Records provided -
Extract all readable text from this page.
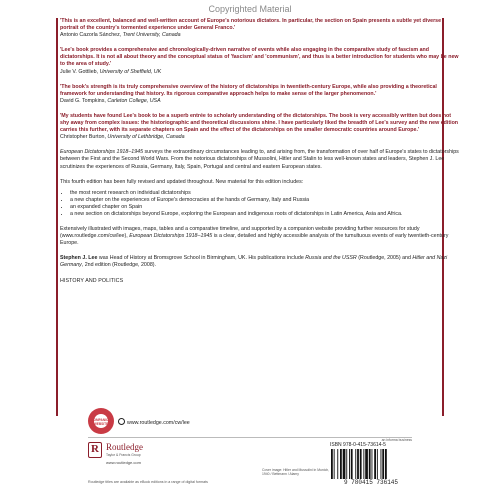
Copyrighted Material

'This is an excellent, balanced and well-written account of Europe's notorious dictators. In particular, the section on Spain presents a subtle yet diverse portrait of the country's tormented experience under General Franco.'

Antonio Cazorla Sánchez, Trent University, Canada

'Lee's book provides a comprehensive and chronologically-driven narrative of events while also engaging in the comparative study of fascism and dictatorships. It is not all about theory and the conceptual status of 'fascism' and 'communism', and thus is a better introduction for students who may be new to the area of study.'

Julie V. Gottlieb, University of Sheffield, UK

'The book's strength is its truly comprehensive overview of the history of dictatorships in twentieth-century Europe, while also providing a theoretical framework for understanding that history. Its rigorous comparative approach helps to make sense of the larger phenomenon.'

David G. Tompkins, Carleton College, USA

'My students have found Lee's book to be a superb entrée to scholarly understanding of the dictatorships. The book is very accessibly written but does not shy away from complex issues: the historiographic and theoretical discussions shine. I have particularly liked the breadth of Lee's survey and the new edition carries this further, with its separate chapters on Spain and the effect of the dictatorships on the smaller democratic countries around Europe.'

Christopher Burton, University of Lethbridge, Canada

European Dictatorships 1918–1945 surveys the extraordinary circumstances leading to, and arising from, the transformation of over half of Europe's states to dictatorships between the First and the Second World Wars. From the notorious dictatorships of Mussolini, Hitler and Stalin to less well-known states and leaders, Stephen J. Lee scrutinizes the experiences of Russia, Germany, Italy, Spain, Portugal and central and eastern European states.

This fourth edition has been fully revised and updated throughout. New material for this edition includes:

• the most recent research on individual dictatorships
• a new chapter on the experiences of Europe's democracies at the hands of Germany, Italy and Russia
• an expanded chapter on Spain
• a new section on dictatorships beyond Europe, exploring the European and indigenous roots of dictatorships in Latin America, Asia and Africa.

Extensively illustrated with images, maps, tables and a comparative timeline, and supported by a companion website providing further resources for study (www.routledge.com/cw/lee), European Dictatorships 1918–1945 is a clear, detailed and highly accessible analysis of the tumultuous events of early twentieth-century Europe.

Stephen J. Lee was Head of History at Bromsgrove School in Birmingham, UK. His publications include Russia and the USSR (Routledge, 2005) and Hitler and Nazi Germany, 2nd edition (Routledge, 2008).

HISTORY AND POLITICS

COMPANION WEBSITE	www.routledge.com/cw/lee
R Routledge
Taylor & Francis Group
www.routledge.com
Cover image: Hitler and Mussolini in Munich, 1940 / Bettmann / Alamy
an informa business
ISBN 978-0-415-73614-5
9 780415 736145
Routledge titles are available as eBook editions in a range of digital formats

Written problem -
Extract each line from the entries above that contains the string "Spain".

Written response -
'This is an excellent, balanced and well-written account of Europe's notorious dictators. In particular, the section on Spain presents a subtle yet diverse portrait of the country's tormented experience under General Franco.'
'My students have found Lee's book to be a superb entrée to scholarly understanding of the dictatorships. The book is very accessibly written but does not shy away from complex issues: the historiographic and theoretical discussions shine. I have particularly liked the breadth of Lee's survey and the new edition carries this further, with its separate chapters on Spain and the effect of the dictatorships on the smaller democratic countries around Europe.'
European Dictatorships 1918–1945 surveys the extraordinary circumstances leading to, and arising from, the transformation of over half of Europe's states to dictatorships between the First and the Second World Wars. From the notorious dictatorships of Mussolini, Hitler and Stalin to less well-known states and leaders, Stephen J. Lee scrutinizes the experiences of Russia, Germany, Italy, Spain, Portugal and central and eastern European states.
• an expanded chapter on Spain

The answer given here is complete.